■ **The request**:
Take each line that has the word "Orientation" and return it.

■ **Record set**:
◇ ◇ ◇ ◇
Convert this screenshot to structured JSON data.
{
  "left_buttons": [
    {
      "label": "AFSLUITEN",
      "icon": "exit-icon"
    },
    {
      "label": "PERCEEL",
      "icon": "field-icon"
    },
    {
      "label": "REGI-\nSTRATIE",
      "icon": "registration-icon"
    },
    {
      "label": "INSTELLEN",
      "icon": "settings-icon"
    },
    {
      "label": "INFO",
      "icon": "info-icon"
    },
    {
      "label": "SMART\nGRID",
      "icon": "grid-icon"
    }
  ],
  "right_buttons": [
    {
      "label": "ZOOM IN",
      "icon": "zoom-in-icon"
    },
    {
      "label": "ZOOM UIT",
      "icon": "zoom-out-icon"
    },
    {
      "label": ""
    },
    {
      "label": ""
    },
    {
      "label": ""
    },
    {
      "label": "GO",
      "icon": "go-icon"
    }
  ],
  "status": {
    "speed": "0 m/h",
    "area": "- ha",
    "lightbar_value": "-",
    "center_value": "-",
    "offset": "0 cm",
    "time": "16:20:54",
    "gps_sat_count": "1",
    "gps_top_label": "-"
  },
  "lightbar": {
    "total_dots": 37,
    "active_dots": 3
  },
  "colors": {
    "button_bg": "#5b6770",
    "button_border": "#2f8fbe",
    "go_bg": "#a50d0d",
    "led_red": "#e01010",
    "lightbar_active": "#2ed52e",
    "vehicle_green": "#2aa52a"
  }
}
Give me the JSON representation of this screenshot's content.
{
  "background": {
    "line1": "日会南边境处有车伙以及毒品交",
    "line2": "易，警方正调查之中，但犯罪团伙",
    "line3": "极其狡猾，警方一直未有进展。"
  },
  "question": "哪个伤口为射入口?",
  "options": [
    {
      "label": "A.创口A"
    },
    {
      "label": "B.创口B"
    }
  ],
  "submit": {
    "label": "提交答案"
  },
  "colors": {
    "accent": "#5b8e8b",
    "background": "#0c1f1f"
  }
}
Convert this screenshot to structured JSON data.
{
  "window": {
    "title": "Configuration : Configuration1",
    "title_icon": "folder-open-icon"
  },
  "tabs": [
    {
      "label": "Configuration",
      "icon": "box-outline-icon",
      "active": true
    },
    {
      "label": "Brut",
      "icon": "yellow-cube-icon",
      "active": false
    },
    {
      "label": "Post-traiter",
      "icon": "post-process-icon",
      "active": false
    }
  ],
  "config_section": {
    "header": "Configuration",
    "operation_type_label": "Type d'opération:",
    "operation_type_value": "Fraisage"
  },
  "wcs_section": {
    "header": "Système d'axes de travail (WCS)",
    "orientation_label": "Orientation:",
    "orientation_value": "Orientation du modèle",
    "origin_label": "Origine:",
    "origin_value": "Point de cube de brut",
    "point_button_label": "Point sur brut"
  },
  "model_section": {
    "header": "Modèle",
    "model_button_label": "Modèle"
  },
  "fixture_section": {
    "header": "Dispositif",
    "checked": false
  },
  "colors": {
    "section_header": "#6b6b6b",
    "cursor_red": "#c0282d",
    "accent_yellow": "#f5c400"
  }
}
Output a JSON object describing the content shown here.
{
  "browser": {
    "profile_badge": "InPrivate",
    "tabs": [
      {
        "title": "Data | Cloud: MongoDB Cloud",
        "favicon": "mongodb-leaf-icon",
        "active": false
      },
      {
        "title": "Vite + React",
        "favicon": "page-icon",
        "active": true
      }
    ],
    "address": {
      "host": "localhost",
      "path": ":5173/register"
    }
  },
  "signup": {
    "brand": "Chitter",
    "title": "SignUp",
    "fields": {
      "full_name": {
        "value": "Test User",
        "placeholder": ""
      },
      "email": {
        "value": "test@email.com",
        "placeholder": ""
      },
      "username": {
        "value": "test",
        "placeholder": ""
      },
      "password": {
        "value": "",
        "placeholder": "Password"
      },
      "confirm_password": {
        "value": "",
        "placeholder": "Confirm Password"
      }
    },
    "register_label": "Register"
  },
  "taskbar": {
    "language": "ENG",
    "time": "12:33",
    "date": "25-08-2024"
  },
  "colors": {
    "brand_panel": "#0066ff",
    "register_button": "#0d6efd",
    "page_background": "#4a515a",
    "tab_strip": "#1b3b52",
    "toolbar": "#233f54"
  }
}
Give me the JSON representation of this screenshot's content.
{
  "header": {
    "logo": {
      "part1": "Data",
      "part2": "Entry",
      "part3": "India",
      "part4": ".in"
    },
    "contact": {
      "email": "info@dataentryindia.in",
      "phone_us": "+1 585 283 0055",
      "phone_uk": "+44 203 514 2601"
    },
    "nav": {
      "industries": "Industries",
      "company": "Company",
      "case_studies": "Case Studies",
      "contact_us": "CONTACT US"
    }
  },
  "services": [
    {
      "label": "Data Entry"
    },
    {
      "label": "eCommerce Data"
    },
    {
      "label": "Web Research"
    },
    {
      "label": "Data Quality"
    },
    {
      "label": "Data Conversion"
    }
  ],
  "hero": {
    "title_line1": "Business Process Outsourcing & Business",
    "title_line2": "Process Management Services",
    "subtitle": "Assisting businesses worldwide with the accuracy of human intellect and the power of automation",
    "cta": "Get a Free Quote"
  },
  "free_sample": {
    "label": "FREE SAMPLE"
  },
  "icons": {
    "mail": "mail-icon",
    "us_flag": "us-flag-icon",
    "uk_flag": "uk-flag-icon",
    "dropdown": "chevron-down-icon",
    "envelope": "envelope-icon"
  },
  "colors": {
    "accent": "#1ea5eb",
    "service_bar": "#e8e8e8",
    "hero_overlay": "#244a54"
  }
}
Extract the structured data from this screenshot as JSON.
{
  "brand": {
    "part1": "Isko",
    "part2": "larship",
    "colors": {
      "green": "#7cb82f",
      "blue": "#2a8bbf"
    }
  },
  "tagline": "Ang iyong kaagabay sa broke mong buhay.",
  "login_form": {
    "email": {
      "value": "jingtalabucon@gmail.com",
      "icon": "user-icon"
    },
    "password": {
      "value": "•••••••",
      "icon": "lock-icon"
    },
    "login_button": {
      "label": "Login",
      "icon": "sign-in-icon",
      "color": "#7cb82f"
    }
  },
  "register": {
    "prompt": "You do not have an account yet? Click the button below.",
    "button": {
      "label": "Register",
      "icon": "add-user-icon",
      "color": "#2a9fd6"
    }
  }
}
◇ ◇ ◇ ◇
■ **In response**:
    "orientation_label": "Orientation:",
    "orientation_value": "Orientation du modèle",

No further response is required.